◆ **Exercise**: Decide whether each statement agrees with the horse breeds text below, answering yes or no and quoting its deciding words exactly: (a) Camargue horses live semi-feral in the marshes and wetlands of southern France. (b) The Falabella was first brought to the U.S. in 1926. (c) The Black Forest breed is known for a light chestnut coat with a dark mane and tail.

◆ **Supplied passage**:
VIDEO: These Are the Rarest and Most Beautiful Horse Breeds
Horses are wonderful creatures that can do a lot of things and have helped us on countless occasions.
Whether we needed them to help us go to war or work the fields or just go to point A to point B, they were always there to help us.
According to mnn.com, horses have been domesticated for thousands of years, and in that time we’ve had a chance to influence some extraordinary breeds.
The Akhal-Teke is best known for its incredible coat which has a metallic sheen, something unique to the breed.
This, combined with its lanky, delicate features, has earned it the nickname of the “supermodel” of the horse world.
Though the sheen can be present in any coat color, the colors that show it off the best are buckskin (shown above), palomino, cremello (shown below) and perlino.
Another unique coat is sported by the Bashkir Curly, which is known for its poodle-like coat, the curl of which is especially noticeable in winter when the coat is extra long.
These horses come in a wide range of sizes from miniature to draft, and in every color, but all have the gene that gives them their uniquely curly coat.
Just as with their size and coloring, the amount of curl varies greatly. Curly horses can have everything from just a little curl in the mane and fetlocks to tight curls all over their body right down to curly eyelashes.
The wonderfully thick mane and tail mane of the Black Forest breed is a perfect match to its bulky draft-horse physique.
The breed is known for its deep chestnut color with a light flaxen mane and tail.
Considered one of the oldest breeds in the world, the “wild” Camargue horses carry a bit of romanticism with them as they live semi-feral on the marshes and wetlands of the Camargue area of southern France.
Images of the gray, nearly white horses galloping through the water are famous, and there are even photo tours that take photographers out to capture images of the popular horses.
Known for their stamina and hardiness, they’re used mostly as cowhorses.
Another rare breed that lives in semi-feral conditions is the Exmoor pony.
These hardy, small horses are native to the British Isles and are named after the area where they’re primarily found, the moorlands of Exmoor in southwest England.
They are stocky horses with unique features that help them deflect water and snow in their wet environment, including a “toad eye” (which is extra-fleshy eyelids that help deflect water) and a thick coat with oily hairs that help keep water away from the insulating undercoat.
Miniature horses are unique, but perhaps most unusual among them is the Falabella, one of the smallest of horses.
These tiny horses (not ponies, but miniature horses) rarely stand taller than 32 inches at the withers.
The breed originated in Argentina in the mid-1800s with Patrick Newtall and son-in-law Juan Falabella, and were first imported to the U.S. in 1962.

(Saved data entries)
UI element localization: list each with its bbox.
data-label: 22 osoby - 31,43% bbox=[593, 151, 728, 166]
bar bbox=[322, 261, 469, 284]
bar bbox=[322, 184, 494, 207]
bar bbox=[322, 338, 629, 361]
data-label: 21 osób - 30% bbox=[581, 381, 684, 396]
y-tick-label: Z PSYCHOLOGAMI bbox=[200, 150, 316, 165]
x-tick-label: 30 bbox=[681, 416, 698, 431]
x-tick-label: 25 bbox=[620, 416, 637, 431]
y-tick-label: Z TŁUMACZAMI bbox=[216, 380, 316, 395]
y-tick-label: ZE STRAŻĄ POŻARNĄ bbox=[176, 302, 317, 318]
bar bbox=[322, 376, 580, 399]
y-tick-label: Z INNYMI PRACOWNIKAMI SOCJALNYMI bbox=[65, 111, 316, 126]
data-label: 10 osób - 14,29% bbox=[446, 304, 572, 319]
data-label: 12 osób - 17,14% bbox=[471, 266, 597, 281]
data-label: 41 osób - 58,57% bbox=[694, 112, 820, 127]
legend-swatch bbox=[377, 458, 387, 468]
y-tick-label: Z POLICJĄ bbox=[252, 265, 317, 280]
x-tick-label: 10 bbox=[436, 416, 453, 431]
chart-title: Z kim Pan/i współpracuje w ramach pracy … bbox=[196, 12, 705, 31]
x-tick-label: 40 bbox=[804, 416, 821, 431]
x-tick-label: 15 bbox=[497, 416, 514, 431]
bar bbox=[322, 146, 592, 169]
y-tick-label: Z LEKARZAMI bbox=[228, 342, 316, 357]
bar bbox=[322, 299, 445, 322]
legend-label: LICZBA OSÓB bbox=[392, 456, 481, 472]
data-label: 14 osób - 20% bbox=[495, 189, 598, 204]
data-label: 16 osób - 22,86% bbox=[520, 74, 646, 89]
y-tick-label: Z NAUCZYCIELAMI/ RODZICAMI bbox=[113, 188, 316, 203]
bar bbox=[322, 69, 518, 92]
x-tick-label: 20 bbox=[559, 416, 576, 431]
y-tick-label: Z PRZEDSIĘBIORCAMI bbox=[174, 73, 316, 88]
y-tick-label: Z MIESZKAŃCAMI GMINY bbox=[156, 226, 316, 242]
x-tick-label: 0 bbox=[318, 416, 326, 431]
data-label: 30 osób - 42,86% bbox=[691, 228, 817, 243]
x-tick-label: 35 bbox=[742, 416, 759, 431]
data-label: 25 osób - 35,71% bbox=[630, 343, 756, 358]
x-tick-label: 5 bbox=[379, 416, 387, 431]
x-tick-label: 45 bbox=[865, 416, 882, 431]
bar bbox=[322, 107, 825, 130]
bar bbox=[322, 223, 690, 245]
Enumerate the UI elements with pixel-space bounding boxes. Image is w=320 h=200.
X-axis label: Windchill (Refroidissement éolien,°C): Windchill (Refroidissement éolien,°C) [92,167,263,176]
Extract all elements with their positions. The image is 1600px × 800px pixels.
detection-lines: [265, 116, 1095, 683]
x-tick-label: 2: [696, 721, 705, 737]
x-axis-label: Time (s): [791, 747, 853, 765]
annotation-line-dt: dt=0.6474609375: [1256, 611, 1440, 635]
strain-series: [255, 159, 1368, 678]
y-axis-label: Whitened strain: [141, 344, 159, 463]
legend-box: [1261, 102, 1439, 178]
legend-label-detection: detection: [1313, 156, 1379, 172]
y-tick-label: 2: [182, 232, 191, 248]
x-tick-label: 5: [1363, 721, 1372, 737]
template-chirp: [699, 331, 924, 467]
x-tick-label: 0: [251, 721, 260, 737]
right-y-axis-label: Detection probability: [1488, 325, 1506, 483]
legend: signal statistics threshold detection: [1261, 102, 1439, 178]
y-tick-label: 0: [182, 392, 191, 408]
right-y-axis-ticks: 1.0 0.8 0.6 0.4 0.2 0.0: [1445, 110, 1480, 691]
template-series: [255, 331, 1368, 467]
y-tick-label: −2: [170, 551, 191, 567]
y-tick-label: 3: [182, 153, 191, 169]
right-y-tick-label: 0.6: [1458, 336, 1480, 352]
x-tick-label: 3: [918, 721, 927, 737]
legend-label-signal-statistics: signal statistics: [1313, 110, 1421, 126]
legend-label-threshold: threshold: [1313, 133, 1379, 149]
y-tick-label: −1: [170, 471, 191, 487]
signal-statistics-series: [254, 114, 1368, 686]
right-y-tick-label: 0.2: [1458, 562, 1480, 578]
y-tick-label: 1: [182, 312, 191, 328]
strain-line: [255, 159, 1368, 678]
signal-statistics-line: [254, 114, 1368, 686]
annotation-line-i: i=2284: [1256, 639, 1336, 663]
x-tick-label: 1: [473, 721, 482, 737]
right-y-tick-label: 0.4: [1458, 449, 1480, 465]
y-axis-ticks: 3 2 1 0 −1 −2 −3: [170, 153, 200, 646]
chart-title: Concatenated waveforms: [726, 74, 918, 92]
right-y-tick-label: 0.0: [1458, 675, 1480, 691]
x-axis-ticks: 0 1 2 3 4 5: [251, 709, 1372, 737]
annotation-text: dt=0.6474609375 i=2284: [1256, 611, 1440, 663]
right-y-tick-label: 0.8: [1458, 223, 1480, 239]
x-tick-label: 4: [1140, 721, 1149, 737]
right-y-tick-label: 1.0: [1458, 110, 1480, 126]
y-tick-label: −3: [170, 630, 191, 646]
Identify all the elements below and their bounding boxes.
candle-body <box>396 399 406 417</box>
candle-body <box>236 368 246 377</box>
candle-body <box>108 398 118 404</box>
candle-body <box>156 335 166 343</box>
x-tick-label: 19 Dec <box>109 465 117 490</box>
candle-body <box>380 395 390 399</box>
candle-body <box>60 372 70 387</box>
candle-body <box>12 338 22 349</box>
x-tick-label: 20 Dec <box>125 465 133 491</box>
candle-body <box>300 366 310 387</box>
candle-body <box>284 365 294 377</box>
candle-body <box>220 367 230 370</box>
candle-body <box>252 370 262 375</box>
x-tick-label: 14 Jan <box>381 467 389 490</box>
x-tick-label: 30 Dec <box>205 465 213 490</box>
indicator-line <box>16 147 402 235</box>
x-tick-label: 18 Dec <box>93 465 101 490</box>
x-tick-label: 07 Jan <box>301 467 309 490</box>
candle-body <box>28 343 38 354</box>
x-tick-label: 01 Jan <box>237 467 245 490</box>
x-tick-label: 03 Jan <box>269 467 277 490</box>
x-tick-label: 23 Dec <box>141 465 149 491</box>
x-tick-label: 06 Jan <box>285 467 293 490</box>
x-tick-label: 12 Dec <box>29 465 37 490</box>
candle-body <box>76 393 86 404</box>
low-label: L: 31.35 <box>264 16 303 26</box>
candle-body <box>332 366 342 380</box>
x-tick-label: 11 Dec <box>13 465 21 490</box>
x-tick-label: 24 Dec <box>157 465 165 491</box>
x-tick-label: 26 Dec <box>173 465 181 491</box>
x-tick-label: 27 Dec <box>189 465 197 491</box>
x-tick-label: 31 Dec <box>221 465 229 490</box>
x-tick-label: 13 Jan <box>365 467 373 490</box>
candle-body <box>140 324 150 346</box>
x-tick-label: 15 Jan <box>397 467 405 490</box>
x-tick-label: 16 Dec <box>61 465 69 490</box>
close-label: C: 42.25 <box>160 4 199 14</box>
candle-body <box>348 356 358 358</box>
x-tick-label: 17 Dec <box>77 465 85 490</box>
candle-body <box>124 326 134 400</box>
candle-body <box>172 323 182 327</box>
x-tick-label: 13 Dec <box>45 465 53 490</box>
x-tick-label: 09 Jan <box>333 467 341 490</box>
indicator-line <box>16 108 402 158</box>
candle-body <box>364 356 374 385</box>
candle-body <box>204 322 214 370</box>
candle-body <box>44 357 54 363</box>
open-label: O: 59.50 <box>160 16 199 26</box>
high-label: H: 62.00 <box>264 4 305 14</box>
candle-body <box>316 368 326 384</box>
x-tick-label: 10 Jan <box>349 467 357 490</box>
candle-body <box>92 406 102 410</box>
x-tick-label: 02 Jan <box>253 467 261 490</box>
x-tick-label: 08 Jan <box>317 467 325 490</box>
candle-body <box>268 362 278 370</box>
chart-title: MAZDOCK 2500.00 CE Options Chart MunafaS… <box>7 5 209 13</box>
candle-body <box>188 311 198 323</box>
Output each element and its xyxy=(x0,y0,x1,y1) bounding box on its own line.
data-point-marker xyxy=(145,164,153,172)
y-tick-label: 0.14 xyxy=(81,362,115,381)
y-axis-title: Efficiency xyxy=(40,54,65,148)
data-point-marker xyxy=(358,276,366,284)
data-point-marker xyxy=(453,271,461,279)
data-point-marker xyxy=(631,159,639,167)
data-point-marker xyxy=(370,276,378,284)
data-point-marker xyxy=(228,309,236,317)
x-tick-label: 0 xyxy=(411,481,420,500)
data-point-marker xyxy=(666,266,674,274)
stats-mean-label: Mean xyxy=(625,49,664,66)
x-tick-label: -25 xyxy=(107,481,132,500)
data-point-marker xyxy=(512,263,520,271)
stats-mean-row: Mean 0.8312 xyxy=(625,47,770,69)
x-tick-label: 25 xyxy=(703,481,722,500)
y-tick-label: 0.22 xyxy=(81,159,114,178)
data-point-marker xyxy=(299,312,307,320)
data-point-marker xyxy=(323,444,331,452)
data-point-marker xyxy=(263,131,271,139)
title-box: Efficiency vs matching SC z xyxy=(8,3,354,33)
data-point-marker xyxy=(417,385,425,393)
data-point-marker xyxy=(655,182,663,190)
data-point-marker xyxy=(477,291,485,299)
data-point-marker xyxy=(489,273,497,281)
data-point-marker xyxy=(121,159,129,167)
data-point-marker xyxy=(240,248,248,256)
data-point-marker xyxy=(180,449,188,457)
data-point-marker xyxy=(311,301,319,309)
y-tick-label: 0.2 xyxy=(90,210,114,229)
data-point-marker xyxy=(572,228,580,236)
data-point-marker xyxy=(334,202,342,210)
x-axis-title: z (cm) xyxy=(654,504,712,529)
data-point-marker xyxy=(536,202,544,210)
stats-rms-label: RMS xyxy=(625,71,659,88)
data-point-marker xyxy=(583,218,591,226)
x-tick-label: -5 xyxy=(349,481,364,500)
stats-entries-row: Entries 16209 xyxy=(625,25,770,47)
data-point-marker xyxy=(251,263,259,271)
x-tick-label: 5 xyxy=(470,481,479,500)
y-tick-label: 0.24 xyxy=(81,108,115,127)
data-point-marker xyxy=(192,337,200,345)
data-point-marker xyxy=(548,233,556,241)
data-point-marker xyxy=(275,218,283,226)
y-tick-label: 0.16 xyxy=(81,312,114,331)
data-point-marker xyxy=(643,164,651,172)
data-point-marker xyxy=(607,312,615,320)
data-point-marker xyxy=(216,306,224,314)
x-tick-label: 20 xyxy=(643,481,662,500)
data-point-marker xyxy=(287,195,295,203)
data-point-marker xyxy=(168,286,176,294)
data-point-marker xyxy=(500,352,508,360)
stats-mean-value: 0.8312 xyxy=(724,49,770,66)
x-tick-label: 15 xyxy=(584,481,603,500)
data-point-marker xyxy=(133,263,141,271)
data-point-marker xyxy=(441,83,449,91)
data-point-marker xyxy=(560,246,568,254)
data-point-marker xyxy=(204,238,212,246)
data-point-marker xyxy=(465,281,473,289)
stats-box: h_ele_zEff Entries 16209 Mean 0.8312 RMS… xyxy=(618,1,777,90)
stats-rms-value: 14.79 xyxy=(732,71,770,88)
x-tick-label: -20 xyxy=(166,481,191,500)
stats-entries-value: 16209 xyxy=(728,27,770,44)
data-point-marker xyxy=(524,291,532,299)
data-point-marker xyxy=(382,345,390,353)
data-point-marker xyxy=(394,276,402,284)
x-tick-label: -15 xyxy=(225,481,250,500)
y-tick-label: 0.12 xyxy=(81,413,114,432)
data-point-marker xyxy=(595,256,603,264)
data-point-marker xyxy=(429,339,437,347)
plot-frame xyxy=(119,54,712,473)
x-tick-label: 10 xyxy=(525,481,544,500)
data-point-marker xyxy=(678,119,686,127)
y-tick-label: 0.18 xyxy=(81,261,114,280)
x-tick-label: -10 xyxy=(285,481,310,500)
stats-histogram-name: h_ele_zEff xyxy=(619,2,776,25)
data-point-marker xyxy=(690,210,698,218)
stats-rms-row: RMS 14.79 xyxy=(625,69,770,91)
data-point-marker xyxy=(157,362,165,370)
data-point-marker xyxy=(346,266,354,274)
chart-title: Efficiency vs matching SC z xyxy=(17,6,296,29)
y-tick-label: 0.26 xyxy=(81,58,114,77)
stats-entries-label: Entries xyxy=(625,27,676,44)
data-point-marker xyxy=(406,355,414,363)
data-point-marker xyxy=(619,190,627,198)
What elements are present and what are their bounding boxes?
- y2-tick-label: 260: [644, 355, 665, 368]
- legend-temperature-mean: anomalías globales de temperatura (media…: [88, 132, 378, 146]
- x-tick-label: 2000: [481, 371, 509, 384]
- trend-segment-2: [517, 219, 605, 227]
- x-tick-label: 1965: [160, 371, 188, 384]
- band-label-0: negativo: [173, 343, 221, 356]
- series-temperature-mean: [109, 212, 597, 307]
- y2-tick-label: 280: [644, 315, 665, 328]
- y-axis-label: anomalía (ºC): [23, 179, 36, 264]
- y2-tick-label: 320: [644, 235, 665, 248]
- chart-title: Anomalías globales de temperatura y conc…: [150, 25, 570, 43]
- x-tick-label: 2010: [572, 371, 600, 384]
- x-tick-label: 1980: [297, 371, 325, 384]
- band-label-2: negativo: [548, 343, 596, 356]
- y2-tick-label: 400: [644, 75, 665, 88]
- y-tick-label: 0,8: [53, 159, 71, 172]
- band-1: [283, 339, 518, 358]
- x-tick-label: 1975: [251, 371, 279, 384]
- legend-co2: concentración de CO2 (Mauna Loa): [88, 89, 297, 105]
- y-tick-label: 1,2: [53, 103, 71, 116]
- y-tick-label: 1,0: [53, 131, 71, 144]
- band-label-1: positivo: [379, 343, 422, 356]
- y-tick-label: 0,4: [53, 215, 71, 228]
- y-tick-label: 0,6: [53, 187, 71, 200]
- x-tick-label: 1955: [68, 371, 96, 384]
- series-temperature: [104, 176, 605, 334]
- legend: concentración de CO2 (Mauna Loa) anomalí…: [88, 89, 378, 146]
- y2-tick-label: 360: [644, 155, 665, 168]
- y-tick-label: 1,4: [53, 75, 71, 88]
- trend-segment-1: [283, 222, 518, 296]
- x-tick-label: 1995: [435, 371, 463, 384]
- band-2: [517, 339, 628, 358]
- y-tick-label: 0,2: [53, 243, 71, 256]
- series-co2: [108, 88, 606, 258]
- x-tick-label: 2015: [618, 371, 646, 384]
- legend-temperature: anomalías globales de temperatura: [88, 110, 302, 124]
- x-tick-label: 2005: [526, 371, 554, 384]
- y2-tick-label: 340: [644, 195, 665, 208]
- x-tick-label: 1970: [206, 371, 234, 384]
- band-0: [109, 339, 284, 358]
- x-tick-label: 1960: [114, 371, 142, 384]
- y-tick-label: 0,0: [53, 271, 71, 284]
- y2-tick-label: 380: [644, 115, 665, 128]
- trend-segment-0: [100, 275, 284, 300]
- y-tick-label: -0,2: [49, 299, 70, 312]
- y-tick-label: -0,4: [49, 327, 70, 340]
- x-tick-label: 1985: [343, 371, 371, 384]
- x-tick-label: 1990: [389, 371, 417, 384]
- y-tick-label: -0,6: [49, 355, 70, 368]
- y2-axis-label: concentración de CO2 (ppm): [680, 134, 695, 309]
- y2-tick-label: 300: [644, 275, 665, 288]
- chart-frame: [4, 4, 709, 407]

◆ **Final answer**:
(a) Yes: "they live semi-feral on the marshes and wetlands of the Camargue area of southern France"
(b) No: "were first imported to the U.S. in 1962"
(c) No: "The breed is known for its deep chestnut color with a light flaxen mane and tail."